[START Exercise input]
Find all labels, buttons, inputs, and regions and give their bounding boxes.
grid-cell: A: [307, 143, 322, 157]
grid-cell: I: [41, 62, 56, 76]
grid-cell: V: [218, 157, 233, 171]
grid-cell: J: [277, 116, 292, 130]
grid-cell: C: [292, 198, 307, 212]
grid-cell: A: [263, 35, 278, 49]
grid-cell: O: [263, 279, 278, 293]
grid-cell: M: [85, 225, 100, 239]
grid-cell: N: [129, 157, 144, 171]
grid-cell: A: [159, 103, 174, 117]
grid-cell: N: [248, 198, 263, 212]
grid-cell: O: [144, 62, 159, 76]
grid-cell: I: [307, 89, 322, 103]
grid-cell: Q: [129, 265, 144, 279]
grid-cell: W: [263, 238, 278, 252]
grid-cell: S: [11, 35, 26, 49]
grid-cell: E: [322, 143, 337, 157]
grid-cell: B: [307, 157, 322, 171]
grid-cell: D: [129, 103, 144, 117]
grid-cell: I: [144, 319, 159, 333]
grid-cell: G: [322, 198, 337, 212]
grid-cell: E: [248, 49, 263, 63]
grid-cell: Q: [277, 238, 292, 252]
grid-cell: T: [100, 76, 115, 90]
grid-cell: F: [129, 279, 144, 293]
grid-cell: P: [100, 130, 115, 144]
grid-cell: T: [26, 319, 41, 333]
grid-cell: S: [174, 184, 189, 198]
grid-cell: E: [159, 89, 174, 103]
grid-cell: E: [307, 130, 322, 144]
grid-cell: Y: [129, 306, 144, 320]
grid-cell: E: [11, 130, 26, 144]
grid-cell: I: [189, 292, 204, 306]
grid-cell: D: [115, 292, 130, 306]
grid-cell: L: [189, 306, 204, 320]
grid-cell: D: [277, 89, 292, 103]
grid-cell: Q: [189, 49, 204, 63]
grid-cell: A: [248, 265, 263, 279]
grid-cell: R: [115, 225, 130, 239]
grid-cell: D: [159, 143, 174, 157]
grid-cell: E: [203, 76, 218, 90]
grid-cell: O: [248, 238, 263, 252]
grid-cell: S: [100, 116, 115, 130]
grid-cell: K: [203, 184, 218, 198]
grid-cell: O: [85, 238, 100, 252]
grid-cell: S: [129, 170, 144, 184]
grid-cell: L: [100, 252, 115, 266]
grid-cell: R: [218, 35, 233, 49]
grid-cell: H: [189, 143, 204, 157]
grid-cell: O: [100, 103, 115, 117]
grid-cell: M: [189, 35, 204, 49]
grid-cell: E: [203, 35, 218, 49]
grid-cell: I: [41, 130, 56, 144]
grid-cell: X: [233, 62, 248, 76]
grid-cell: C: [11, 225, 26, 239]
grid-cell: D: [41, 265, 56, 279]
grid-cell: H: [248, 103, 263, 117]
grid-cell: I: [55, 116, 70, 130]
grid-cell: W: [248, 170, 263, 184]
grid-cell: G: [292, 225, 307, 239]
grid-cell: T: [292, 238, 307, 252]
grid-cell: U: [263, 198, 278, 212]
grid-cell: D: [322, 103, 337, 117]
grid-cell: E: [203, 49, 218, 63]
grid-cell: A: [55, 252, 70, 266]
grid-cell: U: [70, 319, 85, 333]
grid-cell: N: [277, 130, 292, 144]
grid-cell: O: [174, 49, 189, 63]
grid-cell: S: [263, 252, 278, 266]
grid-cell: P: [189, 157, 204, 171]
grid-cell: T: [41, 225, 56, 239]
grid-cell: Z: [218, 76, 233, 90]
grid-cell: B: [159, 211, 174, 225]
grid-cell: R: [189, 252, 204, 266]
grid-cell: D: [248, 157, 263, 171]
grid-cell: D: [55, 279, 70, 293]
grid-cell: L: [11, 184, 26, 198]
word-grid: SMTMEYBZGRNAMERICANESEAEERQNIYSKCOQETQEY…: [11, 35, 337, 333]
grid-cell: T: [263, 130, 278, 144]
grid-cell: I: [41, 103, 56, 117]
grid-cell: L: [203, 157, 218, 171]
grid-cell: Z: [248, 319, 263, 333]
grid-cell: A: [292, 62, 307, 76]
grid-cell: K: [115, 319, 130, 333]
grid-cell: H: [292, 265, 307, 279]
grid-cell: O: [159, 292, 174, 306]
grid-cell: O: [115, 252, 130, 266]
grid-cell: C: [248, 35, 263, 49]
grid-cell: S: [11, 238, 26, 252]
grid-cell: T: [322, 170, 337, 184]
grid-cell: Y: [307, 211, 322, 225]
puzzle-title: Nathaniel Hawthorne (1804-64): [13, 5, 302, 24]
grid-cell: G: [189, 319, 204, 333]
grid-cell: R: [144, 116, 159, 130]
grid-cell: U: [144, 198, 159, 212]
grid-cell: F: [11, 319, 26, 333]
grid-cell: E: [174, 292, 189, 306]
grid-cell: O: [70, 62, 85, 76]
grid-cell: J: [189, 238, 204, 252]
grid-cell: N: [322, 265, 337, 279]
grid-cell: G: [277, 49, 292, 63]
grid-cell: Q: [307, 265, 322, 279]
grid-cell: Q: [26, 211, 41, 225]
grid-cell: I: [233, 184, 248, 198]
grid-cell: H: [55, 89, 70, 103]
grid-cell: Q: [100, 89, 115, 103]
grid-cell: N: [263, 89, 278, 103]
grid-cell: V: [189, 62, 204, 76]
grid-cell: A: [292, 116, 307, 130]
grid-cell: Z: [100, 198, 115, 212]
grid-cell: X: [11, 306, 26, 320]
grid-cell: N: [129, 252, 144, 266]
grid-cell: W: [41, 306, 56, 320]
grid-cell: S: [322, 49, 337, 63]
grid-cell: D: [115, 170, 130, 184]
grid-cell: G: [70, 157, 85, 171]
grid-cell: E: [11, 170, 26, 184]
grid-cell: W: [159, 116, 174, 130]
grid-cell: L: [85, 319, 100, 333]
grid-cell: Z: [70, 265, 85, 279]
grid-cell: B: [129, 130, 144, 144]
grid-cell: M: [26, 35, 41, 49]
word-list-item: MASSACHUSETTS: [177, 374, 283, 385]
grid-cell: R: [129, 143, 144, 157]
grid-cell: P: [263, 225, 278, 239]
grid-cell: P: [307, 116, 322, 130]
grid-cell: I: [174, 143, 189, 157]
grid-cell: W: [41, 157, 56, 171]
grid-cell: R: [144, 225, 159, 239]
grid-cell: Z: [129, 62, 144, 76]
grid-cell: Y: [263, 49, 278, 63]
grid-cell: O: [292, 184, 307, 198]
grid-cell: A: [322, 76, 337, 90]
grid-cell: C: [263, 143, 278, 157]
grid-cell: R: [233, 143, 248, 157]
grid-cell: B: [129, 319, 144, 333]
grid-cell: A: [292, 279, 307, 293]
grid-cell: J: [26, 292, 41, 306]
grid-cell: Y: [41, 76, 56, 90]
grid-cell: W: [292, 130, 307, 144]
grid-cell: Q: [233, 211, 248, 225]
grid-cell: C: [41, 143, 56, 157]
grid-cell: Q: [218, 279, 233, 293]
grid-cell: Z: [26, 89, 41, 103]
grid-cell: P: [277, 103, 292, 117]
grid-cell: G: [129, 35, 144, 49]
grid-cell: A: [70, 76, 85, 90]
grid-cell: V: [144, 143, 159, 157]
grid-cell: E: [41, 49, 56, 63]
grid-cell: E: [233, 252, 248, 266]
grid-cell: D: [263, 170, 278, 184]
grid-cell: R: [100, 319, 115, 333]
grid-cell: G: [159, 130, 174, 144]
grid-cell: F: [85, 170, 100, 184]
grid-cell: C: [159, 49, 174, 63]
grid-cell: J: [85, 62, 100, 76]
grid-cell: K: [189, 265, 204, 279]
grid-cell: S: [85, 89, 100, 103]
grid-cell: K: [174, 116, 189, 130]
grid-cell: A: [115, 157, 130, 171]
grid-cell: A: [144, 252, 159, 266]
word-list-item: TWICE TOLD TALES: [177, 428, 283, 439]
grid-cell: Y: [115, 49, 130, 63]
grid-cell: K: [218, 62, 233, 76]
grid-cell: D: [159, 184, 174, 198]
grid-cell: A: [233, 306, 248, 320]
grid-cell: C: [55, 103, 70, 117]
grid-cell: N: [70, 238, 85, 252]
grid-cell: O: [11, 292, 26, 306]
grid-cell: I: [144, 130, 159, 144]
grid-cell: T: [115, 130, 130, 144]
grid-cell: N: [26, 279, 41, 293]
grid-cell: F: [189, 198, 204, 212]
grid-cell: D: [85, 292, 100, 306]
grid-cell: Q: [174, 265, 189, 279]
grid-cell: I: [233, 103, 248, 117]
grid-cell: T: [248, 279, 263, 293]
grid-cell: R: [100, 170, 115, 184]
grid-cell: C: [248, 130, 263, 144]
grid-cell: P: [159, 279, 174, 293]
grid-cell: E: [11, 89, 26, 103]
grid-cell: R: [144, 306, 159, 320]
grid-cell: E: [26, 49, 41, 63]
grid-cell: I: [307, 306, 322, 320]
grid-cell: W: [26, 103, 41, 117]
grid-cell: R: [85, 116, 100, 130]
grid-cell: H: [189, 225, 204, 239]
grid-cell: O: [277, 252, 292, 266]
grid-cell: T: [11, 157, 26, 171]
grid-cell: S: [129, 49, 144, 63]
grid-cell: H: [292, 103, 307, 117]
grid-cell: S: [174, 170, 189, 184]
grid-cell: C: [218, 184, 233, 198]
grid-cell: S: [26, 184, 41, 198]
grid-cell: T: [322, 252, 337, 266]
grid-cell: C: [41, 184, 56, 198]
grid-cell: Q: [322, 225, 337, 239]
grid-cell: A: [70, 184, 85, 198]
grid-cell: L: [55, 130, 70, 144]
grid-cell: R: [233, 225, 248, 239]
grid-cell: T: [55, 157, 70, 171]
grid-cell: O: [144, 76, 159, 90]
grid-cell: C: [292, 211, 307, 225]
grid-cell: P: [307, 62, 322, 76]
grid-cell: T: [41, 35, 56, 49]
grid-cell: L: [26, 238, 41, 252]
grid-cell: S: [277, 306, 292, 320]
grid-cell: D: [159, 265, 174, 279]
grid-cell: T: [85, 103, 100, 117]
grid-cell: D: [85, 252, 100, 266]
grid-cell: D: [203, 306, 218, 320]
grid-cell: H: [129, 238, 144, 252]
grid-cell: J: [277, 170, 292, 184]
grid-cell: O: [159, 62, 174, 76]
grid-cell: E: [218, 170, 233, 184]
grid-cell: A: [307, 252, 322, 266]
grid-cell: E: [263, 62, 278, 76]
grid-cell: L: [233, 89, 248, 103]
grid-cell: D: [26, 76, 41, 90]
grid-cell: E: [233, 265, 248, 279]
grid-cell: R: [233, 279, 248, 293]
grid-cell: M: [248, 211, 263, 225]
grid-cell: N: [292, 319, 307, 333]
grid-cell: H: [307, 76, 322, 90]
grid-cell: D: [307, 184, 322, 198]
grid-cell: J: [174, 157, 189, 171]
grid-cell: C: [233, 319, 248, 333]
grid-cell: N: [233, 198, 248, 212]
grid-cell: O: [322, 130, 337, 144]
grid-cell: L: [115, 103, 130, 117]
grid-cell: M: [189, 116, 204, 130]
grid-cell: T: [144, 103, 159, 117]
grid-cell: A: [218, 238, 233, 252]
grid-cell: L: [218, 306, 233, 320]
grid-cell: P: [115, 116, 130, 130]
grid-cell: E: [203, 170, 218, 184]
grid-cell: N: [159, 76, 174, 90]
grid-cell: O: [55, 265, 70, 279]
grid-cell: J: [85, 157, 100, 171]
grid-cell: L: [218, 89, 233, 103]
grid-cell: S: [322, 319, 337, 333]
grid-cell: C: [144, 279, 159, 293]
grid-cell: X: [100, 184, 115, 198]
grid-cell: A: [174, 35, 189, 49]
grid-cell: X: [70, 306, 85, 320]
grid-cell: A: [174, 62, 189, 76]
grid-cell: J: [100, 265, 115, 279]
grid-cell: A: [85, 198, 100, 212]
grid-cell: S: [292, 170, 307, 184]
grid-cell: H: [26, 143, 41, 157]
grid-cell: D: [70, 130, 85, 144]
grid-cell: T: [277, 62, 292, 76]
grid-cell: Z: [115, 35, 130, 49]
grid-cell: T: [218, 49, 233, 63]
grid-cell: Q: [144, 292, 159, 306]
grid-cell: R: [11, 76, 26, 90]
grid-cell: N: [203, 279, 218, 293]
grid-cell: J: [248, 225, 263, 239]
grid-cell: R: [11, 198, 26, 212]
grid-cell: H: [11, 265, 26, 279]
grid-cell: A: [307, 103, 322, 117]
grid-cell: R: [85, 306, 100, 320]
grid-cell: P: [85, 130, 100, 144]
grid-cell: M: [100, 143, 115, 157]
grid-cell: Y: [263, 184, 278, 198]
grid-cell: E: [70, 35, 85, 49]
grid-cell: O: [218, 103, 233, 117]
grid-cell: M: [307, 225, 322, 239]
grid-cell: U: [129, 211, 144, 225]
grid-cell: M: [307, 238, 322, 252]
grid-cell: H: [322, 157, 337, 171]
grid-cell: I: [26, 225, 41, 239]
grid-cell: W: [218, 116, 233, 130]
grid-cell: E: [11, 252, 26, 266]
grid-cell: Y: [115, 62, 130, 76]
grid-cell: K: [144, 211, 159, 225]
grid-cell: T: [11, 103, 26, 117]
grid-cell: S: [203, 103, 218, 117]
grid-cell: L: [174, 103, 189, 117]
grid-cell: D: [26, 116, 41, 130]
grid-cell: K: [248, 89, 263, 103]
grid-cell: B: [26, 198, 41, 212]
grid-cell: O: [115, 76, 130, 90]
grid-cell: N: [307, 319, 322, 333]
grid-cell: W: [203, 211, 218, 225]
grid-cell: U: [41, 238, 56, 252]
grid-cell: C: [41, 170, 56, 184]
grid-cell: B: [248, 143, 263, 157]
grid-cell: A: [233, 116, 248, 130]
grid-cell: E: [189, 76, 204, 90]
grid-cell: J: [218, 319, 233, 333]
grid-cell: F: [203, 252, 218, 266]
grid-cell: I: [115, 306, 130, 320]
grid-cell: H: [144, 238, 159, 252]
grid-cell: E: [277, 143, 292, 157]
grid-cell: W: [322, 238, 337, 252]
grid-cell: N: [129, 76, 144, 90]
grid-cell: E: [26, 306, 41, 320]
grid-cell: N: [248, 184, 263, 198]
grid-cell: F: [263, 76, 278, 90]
[END Exercise input]
Extract, unchanged, the stretch of lines from the first one through the line that contains "grid-cell: X: [233, 62, 248, 76]".

Find all labels, buttons, inputs, and regions and give their bounding boxes.
grid-cell: A: [307, 143, 322, 157]
grid-cell: I: [41, 62, 56, 76]
grid-cell: V: [218, 157, 233, 171]
grid-cell: J: [277, 116, 292, 130]
grid-cell: C: [292, 198, 307, 212]
grid-cell: A: [263, 35, 278, 49]
grid-cell: O: [263, 279, 278, 293]
grid-cell: M: [85, 225, 100, 239]
grid-cell: N: [129, 157, 144, 171]
grid-cell: A: [159, 103, 174, 117]
grid-cell: N: [248, 198, 263, 212]
grid-cell: O: [144, 62, 159, 76]
grid-cell: I: [307, 89, 322, 103]
grid-cell: Q: [129, 265, 144, 279]
grid-cell: W: [263, 238, 278, 252]
grid-cell: S: [11, 35, 26, 49]
grid-cell: E: [322, 143, 337, 157]
grid-cell: B: [307, 157, 322, 171]
grid-cell: D: [129, 103, 144, 117]
grid-cell: I: [144, 319, 159, 333]
grid-cell: G: [322, 198, 337, 212]
grid-cell: E: [248, 49, 263, 63]
grid-cell: Q: [277, 238, 292, 252]
grid-cell: T: [100, 76, 115, 90]
grid-cell: F: [129, 279, 144, 293]
grid-cell: P: [100, 130, 115, 144]
grid-cell: T: [26, 319, 41, 333]
grid-cell: S: [174, 184, 189, 198]
grid-cell: E: [159, 89, 174, 103]
grid-cell: E: [307, 130, 322, 144]
grid-cell: Y: [129, 306, 144, 320]
grid-cell: E: [11, 130, 26, 144]
grid-cell: I: [189, 292, 204, 306]
grid-cell: D: [115, 292, 130, 306]
grid-cell: L: [189, 306, 204, 320]
grid-cell: D: [277, 89, 292, 103]
grid-cell: Q: [189, 49, 204, 63]
grid-cell: A: [248, 265, 263, 279]
grid-cell: R: [115, 225, 130, 239]
grid-cell: D: [159, 143, 174, 157]
grid-cell: E: [203, 76, 218, 90]
grid-cell: O: [248, 238, 263, 252]
grid-cell: S: [100, 116, 115, 130]
grid-cell: K: [203, 184, 218, 198]
grid-cell: O: [85, 238, 100, 252]
grid-cell: S: [129, 170, 144, 184]
grid-cell: L: [100, 252, 115, 266]
grid-cell: R: [218, 35, 233, 49]
grid-cell: H: [189, 143, 204, 157]
grid-cell: O: [100, 103, 115, 117]
grid-cell: M: [189, 35, 204, 49]
grid-cell: E: [203, 35, 218, 49]
grid-cell: I: [41, 130, 56, 144]
grid-cell: X: [233, 62, 248, 76]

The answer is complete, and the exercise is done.